- **WHAT IS REQUIRED**
Only the lines from the one containing "Transcribe this image's" through the final line of the material below should be output, exactly as they stand.

- **MATERIAL TO PROCESS**
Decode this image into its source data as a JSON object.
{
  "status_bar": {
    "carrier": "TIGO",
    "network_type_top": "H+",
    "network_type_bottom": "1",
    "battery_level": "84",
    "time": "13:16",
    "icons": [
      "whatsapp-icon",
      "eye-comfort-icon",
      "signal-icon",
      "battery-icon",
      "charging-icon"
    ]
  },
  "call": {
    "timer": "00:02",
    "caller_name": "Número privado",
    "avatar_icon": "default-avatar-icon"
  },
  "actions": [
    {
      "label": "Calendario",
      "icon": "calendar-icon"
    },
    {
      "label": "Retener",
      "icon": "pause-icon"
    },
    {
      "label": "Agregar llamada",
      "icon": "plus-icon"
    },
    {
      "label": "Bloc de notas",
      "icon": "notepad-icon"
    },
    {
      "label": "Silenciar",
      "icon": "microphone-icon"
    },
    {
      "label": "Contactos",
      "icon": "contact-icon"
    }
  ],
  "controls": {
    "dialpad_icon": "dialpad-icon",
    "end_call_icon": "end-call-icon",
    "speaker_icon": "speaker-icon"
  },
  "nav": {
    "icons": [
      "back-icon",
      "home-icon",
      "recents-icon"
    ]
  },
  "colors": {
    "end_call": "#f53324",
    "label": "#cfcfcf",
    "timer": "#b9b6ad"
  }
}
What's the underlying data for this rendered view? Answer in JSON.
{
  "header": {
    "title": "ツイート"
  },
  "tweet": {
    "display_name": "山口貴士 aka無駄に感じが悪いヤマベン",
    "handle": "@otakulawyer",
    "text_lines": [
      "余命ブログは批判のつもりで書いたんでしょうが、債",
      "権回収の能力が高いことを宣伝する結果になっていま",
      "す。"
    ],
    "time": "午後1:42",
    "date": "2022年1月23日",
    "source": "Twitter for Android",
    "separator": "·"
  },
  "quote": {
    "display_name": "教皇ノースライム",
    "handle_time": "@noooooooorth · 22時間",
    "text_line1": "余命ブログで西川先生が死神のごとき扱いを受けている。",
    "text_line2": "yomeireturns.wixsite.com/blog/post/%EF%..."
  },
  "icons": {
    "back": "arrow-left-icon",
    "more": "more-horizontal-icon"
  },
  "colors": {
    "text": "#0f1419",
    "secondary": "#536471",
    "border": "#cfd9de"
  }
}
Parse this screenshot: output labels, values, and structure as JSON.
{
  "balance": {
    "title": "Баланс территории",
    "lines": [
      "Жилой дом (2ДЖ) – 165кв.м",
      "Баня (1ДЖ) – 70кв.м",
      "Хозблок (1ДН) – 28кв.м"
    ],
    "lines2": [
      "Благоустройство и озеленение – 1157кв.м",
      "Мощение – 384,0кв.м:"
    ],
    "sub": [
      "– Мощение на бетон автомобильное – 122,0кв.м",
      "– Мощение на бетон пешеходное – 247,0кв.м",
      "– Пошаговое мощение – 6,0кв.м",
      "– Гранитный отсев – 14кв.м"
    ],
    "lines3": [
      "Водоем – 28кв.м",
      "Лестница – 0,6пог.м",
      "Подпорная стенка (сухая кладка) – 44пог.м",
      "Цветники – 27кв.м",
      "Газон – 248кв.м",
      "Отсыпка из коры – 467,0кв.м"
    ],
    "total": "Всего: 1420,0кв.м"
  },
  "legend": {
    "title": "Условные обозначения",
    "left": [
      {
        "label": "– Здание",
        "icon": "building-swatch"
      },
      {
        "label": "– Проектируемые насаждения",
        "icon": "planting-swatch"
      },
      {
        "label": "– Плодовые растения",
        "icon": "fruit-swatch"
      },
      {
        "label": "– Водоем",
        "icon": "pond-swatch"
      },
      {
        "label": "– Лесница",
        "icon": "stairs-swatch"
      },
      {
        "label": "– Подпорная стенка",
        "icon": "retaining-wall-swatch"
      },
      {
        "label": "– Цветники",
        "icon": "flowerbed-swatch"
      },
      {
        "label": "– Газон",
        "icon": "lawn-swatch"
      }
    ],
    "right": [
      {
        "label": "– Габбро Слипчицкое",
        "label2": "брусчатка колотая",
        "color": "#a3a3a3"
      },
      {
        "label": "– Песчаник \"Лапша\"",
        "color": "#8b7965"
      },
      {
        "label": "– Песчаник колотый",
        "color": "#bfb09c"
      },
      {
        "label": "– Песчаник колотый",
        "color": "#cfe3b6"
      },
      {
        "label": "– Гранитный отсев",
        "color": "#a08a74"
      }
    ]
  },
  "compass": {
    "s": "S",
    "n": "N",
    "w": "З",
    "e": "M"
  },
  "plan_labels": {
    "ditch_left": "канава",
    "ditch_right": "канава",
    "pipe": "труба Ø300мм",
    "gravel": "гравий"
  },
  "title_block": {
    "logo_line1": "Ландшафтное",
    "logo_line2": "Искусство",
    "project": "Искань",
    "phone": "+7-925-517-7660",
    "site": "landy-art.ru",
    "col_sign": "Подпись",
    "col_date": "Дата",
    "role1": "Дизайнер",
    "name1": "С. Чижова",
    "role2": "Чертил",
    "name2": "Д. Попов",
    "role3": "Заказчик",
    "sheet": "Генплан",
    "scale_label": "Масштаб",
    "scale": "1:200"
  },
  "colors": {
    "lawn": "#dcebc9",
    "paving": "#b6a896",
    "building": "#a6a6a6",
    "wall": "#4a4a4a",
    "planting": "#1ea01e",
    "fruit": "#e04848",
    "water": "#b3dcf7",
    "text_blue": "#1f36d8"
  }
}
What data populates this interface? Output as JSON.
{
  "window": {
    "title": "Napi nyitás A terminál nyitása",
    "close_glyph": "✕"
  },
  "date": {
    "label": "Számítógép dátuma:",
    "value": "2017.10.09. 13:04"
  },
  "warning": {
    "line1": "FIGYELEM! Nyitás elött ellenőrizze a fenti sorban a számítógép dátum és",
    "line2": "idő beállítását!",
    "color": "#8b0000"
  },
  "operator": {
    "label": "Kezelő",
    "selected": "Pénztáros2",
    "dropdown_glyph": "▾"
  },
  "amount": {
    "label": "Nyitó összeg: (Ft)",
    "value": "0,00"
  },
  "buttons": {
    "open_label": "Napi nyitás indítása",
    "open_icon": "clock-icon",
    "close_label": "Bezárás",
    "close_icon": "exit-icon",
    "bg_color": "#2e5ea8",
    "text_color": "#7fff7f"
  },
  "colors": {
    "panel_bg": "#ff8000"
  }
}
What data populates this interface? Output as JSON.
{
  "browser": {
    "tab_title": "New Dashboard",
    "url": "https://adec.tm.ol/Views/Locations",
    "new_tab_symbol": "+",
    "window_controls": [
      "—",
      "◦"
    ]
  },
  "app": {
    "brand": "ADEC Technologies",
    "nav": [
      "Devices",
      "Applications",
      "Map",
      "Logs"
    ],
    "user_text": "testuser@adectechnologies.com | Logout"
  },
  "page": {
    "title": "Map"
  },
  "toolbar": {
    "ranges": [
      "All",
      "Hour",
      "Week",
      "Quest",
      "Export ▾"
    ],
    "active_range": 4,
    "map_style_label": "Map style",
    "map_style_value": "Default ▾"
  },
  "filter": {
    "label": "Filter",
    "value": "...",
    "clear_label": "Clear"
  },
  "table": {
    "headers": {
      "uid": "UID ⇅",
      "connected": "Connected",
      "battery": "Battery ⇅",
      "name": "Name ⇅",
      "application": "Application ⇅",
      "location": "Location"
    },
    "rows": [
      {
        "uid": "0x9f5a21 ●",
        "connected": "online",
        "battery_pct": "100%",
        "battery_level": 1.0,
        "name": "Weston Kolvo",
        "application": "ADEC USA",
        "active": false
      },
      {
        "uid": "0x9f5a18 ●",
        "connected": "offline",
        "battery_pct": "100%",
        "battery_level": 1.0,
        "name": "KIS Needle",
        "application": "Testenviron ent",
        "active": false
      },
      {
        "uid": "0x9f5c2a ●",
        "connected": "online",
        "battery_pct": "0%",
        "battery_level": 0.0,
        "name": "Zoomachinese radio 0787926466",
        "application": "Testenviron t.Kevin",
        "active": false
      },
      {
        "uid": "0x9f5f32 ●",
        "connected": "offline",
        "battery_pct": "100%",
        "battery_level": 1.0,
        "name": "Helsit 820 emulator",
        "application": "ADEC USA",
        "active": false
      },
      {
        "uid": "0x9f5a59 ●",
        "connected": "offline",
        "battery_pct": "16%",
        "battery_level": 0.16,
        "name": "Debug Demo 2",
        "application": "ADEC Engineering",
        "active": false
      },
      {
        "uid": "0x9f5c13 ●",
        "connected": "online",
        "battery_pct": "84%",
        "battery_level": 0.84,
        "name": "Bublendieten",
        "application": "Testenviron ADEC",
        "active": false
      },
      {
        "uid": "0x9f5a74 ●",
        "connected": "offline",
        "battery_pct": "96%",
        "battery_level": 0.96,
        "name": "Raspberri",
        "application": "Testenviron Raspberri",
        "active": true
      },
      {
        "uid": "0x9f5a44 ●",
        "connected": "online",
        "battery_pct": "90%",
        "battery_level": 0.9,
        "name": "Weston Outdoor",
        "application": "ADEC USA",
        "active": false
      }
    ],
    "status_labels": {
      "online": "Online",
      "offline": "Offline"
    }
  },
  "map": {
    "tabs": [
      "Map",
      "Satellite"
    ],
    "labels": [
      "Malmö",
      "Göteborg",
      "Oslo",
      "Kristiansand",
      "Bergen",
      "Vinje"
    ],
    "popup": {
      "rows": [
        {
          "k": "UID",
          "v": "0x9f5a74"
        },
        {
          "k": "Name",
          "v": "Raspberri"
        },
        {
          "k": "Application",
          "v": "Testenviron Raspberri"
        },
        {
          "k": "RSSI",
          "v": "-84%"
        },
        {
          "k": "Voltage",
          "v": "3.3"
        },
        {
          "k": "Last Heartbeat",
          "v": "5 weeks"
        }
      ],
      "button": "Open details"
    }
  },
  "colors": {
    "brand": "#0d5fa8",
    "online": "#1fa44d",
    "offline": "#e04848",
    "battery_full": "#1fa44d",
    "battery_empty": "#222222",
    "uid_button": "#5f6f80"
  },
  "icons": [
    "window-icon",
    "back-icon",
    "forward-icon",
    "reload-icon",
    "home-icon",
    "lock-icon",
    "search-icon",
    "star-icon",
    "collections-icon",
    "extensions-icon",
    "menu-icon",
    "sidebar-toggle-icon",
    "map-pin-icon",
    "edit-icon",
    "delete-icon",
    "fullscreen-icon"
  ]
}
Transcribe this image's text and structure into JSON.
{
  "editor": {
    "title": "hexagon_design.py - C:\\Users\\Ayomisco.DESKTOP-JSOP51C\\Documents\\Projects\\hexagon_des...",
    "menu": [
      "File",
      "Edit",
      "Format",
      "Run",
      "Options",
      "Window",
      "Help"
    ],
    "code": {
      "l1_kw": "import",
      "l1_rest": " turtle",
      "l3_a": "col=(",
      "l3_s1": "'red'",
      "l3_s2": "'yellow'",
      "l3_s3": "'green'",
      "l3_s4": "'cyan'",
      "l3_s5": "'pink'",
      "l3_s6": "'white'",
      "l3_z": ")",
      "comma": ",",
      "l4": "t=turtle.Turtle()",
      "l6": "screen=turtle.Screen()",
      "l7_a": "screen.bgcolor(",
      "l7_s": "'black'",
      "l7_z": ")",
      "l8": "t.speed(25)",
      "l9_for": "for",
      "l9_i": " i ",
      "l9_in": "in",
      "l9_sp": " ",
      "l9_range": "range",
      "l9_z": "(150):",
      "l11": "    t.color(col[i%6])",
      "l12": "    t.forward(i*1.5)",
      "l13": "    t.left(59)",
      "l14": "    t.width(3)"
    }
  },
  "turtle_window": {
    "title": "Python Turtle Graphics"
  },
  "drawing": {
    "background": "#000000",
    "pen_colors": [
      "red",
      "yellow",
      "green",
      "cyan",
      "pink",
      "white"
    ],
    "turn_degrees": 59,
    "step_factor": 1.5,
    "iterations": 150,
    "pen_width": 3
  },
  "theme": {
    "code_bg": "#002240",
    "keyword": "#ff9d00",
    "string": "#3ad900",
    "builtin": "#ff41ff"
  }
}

- **EXERCISE OUTPUT**
Transcribe this image's text and structure into JSON.
{
  "editor": {
    "title": "hexagon_design.py - C:\\Users\\Ayomisco.DESKTOP-JSOP51C\\Documents\\Projects\\hexagon_des...",
    "menu": [
      "File",
      "Edit",
      "Format",
      "Run",
      "Options",
      "Window",
      "Help"
    ],
    "code": {
      "l1_kw": "import",
      "l1_rest": " turtle",
      "l3_a": "col=(",
      "l3_s1": "'red'",
      "l3_s2": "'yellow'",
      "l3_s3": "'green'",
      "l3_s4": "'cyan'",
      "l3_s5": "'pink'",
      "l3_s6": "'white'",
      "l3_z": ")",
      "comma": ",",
      "l4": "t=turtle.Turtle()",
      "l6": "screen=turtle.Screen()",
      "l7_a": "screen.bgcolor(",
      "l7_s": "'black'",
      "l7_z": ")",
      "l8": "t.speed(25)",
      "l9_for": "for",
      "l9_i": " i ",
      "l9_in": "in",
      "l9_sp": " ",
      "l9_range": "range",
      "l9_z": "(150):",
      "l11": "    t.color(col[i%6])",
      "l12": "    t.forward(i*1.5)",
      "l13": "    t.left(59)",
      "l14": "    t.width(3)"
    }
  },
  "turtle_window": {
    "title": "Python Turtle Graphics"
  },
  "drawing": {
    "background": "#000000",
    "pen_colors": [
      "red",
      "yellow",
      "green",
      "cyan",
      "pink",
      "white"
    ],
    "turn_degrees": 59,
    "step_factor": 1.5,
    "iterations": 150,
    "pen_width": 3
  },
  "theme": {
    "code_bg": "#002240",
    "keyword": "#ff9d00",
    "string": "#3ad900",
    "builtin": "#ff41ff"
  }
}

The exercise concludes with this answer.